RECORDED INFORMATION:
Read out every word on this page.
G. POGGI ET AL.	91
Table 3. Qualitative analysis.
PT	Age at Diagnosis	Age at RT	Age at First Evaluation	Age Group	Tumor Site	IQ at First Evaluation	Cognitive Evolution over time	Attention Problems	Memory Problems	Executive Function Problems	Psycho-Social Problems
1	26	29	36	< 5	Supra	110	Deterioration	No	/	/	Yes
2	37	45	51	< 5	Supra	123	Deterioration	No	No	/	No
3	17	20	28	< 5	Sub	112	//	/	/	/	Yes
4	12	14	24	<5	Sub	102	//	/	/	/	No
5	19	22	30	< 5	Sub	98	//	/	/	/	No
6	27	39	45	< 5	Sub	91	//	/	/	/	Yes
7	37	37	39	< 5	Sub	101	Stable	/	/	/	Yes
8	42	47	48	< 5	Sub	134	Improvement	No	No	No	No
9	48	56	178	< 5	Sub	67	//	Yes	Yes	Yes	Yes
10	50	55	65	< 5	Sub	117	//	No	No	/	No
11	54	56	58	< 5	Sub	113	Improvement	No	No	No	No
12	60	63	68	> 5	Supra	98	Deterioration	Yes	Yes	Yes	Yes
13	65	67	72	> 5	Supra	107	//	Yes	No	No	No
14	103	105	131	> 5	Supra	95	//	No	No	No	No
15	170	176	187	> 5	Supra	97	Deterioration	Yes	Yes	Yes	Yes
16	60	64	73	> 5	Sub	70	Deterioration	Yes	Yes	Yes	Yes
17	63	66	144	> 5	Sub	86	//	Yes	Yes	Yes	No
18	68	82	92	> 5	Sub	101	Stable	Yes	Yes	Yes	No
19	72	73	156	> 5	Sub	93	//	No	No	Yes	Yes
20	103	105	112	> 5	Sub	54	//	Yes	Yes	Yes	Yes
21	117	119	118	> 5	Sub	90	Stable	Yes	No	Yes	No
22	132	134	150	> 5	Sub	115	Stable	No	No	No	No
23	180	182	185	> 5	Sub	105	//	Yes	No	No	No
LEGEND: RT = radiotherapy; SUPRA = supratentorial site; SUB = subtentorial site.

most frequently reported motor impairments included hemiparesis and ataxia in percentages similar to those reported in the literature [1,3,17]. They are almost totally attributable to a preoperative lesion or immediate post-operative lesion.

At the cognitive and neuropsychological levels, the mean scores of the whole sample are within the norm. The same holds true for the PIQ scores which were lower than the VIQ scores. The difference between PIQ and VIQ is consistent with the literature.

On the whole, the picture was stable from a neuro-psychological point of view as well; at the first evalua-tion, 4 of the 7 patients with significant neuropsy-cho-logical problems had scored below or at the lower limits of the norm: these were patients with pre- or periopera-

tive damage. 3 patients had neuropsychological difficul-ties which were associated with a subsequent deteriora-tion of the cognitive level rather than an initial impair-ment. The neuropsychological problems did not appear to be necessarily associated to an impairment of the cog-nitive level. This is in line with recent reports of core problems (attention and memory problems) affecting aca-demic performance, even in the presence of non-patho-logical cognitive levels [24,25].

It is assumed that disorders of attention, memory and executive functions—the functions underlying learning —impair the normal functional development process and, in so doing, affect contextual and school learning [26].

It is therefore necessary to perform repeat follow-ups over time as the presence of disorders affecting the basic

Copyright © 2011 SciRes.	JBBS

PROMPT: Go through the listing above and set down each line exactly as it stands.

SOLUTION TO THE PROBLEM:
Read out every word on this page.
G. POGGI ET AL.	91
Table 3. Qualitative analysis.
PT	Age at Diagnosis	Age at RT	Age at First Evaluation	Age Group	Tumor Site	IQ at First Evaluation	Cognitive Evolution over time	Attention Problems	Memory Problems	Executive Function Problems	Psycho-Social Problems
1	26	29	36	< 5	Supra	110	Deterioration	No	/	/	Yes
2	37	45	51	< 5	Supra	123	Deterioration	No	No	/	No
3	17	20	28	< 5	Sub	112	//	/	/	/	Yes
4	12	14	24	<5	Sub	102	//	/	/	/	No
5	19	22	30	< 5	Sub	98	//	/	/	/	No
6	27	39	45	< 5	Sub	91	//	/	/	/	Yes
7	37	37	39	< 5	Sub	101	Stable	/	/	/	Yes
8	42	47	48	< 5	Sub	134	Improvement	No	No	No	No
9	48	56	178	< 5	Sub	67	//	Yes	Yes	Yes	Yes
10	50	55	65	< 5	Sub	117	//	No	No	/	No
11	54	56	58	< 5	Sub	113	Improvement	No	No	No	No
12	60	63	68	> 5	Supra	98	Deterioration	Yes	Yes	Yes	Yes
13	65	67	72	> 5	Supra	107	//	Yes	No	No	No
14	103	105	131	> 5	Supra	95	//	No	No	No	No
15	170	176	187	> 5	Supra	97	Deterioration	Yes	Yes	Yes	Yes
16	60	64	73	> 5	Sub	70	Deterioration	Yes	Yes	Yes	Yes
17	63	66	144	> 5	Sub	86	//	Yes	Yes	Yes	No
18	68	82	92	> 5	Sub	101	Stable	Yes	Yes	Yes	No
19	72	73	156	> 5	Sub	93	//	No	No	Yes	Yes
20	103	105	112	> 5	Sub	54	//	Yes	Yes	Yes	Yes
21	117	119	118	> 5	Sub	90	Stable	Yes	No	Yes	No
22	132	134	150	> 5	Sub	115	Stable	No	No	No	No
23	180	182	185	> 5	Sub	105	//	Yes	No	No	No
LEGEND: RT = radiotherapy; SUPRA = supratentorial site; SUB = subtentorial site.

most frequently reported motor impairments included hemiparesis and ataxia in percentages similar to those reported in the literature [1,3,17]. They are almost totally attributable to a preoperative lesion or immediate post-operative lesion.

At the cognitive and neuropsychological levels, the mean scores of the whole sample are within the norm. The same holds true for the PIQ scores which were lower than the VIQ scores. The difference between PIQ and VIQ is consistent with the literature.

On the whole, the picture was stable from a neuro-psychological point of view as well; at the first evalua-tion, 4 of the 7 patients with significant neuropsy-cho-logical problems had scored below or at the lower limits of the norm: these were patients with pre- or periopera-

tive damage. 3 patients had neuropsychological difficul-ties which were associated with a subsequent deteriora-tion of the cognitive level rather than an initial impair-ment. The neuropsychological problems did not appear to be necessarily associated to an impairment of the cog-nitive level. This is in line with recent reports of core problems (attention and memory problems) affecting aca-demic performance, even in the presence of non-patho-logical cognitive levels [24,25].

It is assumed that disorders of attention, memory and executive functions—the functions underlying learning —impair the normal functional development process and, in so doing, affect contextual and school learning [26].

It is therefore necessary to perform repeat follow-ups over time as the presence of disorders affecting the basic

Copyright © 2011 SciRes.	JBBS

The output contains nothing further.